• WORK REQUIRED:
List all lines of the data that include the string "name".

>>>>

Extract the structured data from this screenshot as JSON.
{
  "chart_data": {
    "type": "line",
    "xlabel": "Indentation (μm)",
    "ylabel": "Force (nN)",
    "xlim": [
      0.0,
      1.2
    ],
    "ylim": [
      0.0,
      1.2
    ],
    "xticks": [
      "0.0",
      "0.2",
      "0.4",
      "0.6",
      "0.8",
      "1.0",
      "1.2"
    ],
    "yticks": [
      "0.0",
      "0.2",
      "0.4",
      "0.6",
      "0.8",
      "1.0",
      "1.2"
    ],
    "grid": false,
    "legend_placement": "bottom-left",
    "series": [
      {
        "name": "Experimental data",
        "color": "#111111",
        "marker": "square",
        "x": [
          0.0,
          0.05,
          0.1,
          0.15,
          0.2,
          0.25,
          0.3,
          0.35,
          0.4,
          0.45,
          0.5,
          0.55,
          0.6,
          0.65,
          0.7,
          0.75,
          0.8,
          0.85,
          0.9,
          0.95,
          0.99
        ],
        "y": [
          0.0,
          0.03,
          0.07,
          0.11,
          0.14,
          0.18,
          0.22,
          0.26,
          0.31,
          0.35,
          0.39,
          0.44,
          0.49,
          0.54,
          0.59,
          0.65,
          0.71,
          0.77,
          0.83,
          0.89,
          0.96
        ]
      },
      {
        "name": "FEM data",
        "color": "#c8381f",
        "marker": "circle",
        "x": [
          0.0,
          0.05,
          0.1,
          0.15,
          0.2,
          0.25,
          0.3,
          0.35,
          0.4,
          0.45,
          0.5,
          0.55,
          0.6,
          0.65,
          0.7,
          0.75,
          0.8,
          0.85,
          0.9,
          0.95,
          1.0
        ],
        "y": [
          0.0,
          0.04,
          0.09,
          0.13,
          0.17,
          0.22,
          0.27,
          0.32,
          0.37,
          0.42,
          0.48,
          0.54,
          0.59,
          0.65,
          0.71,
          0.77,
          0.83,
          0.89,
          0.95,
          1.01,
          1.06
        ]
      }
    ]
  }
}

<<<<

• RESPONSE:
        "name": "Experimental data",
        "name": "FEM data",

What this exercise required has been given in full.